• Selection:
━━━━━━━━━━
Evaluator Guide

This guide provides comprehensive instructions for evaluators using the Lakra system to review annotations and assess machine translation quality.

Overview

As an evaluator, your role is to:

Review annotations created by annotators
Assess machine translation quality with AI assistance
Provide constructive feedback on annotation quality
Validate AI-generated quality assessments
Track evaluation metrics and maintain quality standards

Getting Started

Understanding Your Dashboard

Your evaluator dashboard shows:

Pending Evaluations: Annotations awaiting your review
Pending Quality Assessments: Translations needing AI-assisted review
Completed Reviews: Your evaluation history
Performance Metrics: Agreement rates, completion statistics
Queue Overview: Workload distribution

Evaluation Types

Lakra supports two main evaluation workflows:

1. Annotation Evaluation

Review and score annotations created by other annotators

2. Quality Assessment

Evaluate machine translation quality with AI assistance

Annotation Evaluation Workflow

Step 1: Select an Annotation to Review

Navigate to “Pending Evaluations”
Select an annotation from the list
You’ll see:
- Source text
- Machine translation
- Annotator’s highlights and error markings
- Annotator’s quality ratings
- Annotator’s comments
- Voice recording (if provided)

Step 2: Review the Annotation

Carefully examine:

Error Highlights

Accuracy: Are highlighted errors actually errors?
Completeness: Are all errors caught?
Classification: Are error types correct (MI_ST, MI_SE, MA_ST, MA_SE)?
Descriptions: Are error explanations clear and accurate?

Quality Ratings

Fluency: Does the rating match the translation’s naturalness?
Adequacy: Does it correctly reflect meaning preservation?
Overall Quality: Is the holistic assessment appropriate?

Comments and Suggestions

Clarity: Are comments understandable?
Usefulness: Do suggestions actually improve the translation?
Correctness: Are proposed corrections accurate?

Voice Recording (if present)

Listen to the entire recording
Verify explanations match written annotations
Assess clarity and correctness

Step 3: Provide Evaluation Scores

Rate the annotation on multiple dimensions (1-5 scale):

Accuracy Score

How correct is the annotation?
━━━━━━━━━━
• Directives:
A. In the evaluator guide, what scale is used to rate annotations in Step 3?
B. Please write out everything from "Classification: Are error" down to "the translation’s naturalness?" in the evaluator guide, word for word.
━━━━━━━━━━
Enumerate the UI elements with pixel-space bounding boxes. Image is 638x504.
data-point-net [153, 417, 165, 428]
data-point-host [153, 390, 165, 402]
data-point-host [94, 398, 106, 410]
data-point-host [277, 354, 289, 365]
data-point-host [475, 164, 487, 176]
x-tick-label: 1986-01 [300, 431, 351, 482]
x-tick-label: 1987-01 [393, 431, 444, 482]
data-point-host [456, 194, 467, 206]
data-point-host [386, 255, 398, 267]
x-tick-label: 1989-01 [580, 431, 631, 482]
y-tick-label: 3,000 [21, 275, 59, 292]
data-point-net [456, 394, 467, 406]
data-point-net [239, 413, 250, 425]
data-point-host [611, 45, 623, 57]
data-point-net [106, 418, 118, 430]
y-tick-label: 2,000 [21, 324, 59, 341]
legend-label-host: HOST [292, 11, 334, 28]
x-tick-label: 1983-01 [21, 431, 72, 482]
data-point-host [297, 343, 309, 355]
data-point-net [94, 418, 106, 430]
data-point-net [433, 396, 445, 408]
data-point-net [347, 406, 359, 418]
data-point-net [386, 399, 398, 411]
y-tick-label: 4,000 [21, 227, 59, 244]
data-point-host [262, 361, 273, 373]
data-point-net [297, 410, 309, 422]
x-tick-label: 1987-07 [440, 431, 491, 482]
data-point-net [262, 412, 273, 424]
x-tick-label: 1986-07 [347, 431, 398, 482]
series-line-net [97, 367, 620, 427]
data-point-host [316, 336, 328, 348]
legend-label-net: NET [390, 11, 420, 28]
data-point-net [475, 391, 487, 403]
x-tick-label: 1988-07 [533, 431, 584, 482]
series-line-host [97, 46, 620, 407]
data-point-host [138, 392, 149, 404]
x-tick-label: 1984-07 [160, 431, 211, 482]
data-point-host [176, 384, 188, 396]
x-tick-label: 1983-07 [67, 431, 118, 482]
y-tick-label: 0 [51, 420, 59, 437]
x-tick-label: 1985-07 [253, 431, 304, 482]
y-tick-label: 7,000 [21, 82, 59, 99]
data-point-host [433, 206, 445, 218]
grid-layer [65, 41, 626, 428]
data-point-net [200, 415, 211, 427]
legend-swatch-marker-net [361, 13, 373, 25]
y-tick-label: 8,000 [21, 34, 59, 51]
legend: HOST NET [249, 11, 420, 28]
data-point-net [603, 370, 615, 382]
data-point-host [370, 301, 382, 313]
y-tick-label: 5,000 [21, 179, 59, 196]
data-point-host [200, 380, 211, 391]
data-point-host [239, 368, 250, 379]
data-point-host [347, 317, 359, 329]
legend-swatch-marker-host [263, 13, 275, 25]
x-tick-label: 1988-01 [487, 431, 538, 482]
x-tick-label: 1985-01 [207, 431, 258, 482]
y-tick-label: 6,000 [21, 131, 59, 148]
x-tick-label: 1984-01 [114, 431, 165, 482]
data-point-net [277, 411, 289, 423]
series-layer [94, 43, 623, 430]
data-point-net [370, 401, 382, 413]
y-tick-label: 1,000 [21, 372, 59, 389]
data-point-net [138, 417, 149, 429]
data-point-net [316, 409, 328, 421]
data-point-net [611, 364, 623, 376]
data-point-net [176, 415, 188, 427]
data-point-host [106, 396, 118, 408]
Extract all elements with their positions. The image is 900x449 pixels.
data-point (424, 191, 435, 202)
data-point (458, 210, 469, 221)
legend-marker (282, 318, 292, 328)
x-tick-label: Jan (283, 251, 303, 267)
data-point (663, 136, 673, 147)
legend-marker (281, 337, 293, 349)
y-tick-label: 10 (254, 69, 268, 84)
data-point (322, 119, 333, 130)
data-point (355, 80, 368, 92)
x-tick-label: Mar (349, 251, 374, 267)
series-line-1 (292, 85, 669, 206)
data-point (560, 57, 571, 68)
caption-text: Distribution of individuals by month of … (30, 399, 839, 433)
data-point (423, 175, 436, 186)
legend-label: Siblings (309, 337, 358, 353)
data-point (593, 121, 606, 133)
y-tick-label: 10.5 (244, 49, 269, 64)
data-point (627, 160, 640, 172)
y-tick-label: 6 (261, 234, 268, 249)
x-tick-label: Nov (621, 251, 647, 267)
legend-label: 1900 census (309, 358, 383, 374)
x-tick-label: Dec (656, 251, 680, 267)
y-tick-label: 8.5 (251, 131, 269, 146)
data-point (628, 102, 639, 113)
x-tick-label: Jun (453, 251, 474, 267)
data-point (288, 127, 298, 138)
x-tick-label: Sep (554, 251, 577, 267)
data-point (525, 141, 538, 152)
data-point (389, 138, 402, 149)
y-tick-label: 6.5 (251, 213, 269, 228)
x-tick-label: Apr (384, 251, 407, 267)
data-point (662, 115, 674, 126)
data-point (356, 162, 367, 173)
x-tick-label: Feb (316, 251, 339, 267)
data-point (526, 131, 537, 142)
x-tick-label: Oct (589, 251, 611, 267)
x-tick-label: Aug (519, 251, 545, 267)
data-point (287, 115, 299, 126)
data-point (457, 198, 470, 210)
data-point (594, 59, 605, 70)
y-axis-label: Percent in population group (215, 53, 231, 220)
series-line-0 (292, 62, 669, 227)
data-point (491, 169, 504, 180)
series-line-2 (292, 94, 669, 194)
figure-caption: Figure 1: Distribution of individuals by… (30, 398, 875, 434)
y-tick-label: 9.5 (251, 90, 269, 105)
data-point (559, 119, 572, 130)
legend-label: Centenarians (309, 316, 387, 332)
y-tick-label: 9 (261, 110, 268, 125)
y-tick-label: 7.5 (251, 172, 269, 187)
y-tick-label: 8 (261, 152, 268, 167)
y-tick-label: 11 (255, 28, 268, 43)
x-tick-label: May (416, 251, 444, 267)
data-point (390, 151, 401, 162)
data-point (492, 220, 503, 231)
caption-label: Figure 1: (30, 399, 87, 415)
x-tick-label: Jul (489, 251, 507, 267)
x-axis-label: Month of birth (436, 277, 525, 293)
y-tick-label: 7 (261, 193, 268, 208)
━━━━━━━━━━
• Expected responses:
A. A 1-5 scale.

B.
Classification: Are error types correct (MI_ST, MI_SE, MA_ST, MA_SE)?
Descriptions: Are error explanations clear and accurate?

Quality Ratings

Fluency: Does the rating match the translation’s naturalness?